Your goal:
Reproduce the entries in full, with no changes.

Record excerpts:
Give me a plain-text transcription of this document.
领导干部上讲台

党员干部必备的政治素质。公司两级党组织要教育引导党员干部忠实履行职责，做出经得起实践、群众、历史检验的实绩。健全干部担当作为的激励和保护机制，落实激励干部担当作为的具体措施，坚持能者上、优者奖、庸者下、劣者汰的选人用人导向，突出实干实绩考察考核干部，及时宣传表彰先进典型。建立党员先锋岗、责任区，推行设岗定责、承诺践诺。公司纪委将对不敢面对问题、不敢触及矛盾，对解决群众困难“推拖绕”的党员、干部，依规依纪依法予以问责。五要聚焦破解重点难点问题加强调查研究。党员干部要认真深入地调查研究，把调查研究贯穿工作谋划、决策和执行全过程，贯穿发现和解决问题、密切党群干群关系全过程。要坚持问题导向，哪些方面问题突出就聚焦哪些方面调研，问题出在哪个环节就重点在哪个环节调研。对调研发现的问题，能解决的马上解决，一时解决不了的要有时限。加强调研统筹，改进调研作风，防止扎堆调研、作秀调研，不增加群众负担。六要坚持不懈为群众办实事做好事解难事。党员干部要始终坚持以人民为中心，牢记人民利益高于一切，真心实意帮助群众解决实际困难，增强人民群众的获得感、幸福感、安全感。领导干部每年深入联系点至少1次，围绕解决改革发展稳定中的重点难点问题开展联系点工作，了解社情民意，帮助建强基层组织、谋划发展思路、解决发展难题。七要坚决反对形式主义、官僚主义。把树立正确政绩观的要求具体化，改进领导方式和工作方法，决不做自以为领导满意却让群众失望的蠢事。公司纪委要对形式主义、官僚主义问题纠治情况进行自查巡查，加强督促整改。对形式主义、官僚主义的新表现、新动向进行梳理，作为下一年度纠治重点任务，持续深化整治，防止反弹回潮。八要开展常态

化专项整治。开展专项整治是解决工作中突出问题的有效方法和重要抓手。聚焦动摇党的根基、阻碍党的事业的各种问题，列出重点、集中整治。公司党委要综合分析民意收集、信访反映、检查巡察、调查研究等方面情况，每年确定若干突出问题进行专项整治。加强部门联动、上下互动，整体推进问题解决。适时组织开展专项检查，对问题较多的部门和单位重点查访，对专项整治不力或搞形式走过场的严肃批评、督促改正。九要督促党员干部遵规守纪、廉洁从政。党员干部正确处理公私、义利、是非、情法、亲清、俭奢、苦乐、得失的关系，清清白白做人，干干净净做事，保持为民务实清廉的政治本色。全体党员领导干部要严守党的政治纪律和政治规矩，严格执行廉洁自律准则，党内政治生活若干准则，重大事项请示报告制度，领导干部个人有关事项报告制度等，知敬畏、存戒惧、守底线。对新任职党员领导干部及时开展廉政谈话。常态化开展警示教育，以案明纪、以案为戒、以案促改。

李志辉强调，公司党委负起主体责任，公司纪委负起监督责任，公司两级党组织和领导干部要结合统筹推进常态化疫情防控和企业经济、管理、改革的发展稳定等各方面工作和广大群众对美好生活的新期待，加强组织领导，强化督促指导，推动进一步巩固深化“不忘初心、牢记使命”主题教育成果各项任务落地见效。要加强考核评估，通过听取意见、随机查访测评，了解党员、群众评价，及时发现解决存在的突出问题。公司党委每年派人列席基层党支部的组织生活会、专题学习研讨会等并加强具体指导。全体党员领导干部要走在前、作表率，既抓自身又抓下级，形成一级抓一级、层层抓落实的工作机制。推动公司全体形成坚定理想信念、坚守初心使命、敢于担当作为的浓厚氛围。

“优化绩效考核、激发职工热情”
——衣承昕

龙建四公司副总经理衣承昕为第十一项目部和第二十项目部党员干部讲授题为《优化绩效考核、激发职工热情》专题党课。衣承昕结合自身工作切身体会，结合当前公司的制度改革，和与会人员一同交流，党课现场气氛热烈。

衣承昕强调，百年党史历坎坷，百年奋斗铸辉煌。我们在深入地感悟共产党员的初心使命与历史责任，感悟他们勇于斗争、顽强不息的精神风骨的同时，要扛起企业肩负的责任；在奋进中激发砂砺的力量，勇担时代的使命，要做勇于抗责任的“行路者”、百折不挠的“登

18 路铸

The completed task:
Give me a plain-text transcription of this document.
领导干部上讲台

党员干部必备的政治素质。公司两级党组织要教育引导党员干部忠实履行职责，做出经得起实践、群众、历史检验的实绩。健全干部担当作为的激励和保护机制，落实激励干部担当作为的具体措施，坚持能者上、优者奖、庸者下、劣者汰的选人用人导向，突出实干实绩考察考核干部，及时宣传表彰先进典型。建立党员先锋岗、责任区，推行设岗定责、承诺践诺。公司纪委将对不敢面对问题、不敢触及矛盾，对解决群众困难“推拖绕”的党员、干部，依规依纪依法予以问责。五要聚焦破解重点难点问题加强调查研究。党员干部要认真深入地调查研究，把调查研究贯穿工作谋划、决策和执行全过程，贯穿发现和解决问题、密切党群干群关系全过程。要坚持问题导向，哪些方面问题突出就聚焦哪些方面调研，问题出在哪个环节就重点在哪个环节调研。对调研发现的问题，能解决的马上解决，一时解决不了的要有时限。加强调研统筹，改进调研作风，防止扎堆调研、作秀调研，不增加群众负担。六要坚持不懈为群众办实事做好事解难事。党员干部要始终坚持以人民为中心，牢记人民利益高于一切，真心实意帮助群众解决实际困难，增强人民群众的获得感、幸福感、安全感。领导干部每年深入联系点至少1次，围绕解决改革发展稳定中的重点难点问题开展联系点工作，了解社情民意，帮助建强基层组织、谋划发展思路、解决发展难题。七要坚决反对形式主义、官僚主义。把树立正确政绩观的要求具体化，改进领导方式和工作方法，决不做自以为领导满意却让群众失望的蠢事。公司纪委要对形式主义、官僚主义问题纠治情况进行自查巡查，加强督促整改。对形式主义、官僚主义的新表现、新动向进行梳理，作为下一年度纠治重点任务，持续深化整治，防止反弹回潮。八要开展常态

化专项整治。开展专项整治是解决工作中突出问题的有效方法和重要抓手。聚焦动摇党的根基、阻碍党的事业的各种问题，列出重点、集中整治。公司党委要综合分析民意收集、信访反映、检查巡察、调查研究等方面情况，每年确定若干突出问题进行专项整治。加强部门联动、上下互动，整体推进问题解决。适时组织开展专项检查，对问题较多的部门和单位重点查访，对专项整治不力或搞形式走过场的严肃批评、督促改正。九要督促党员干部遵规守纪、廉洁从政。党员干部正确处理公私、义利、是非、情法、亲清、俭奢、苦乐、得失的关系，清清白白做人，干干净净做事，保持为民务实清廉的政治本色。全体党员领导干部要严守党的政治纪律和政治规矩，严格执行廉洁自律准则，党内政治生活若干准则，重大事项请示报告制度，领导干部个人有关事项报告制度等，知敬畏、存戒惧、守底线。对新任职党员领导干部及时开展廉政谈话。常态化开展警示教育，以案明纪、以案为戒、以案促改。

李志辉强调，公司党委负起主体责任，公司纪委负起监督责任，公司两级党组织和领导干部要结合统筹推进常态化疫情防控和企业经济、管理、改革的发展稳定等各方面工作和广大群众对美好生活的新期待，加强组织领导，强化督促指导，推动进一步巩固深化“不忘初心、牢记使命”主题教育成果各项任务落地见效。要加强考核评估，通过听取意见、随机查访测评，了解党员、群众评价，及时发现解决存在的突出问题。公司党委每年派人列席基层党支部的组织生活会、专题学习研讨会等并加强具体指导。全体党员领导干部要走在前、作表率，既抓自身又抓下级，形成一级抓一级、层层抓落实的工作机制。推动公司全体形成坚定理想信念、坚守初心使命、敢于担当作为的浓厚氛围。

“优化绩效考核、激发职工热情”
——衣承昕

龙建四公司副总经理衣承昕为第十一项目部和第二十项目部党员干部讲授题为《优化绩效考核、激发职工热情》专题党课。衣承昕结合自身工作切身体会，结合当前公司的制度改革，和与会人员一同交流，党课现场气氛热烈。

衣承昕强调，百年党史历坎坷，百年奋斗铸辉煌。我们在深入地感悟共产党员的初心使命与历史责任，感悟他们勇于斗争、顽强不息的精神风骨的同时，要扛起企业肩负的责任；在奋进中激发砂砺的力量，勇担时代的使命，要做勇于抗责任的“行路者”、百折不挠的“登

18 路铸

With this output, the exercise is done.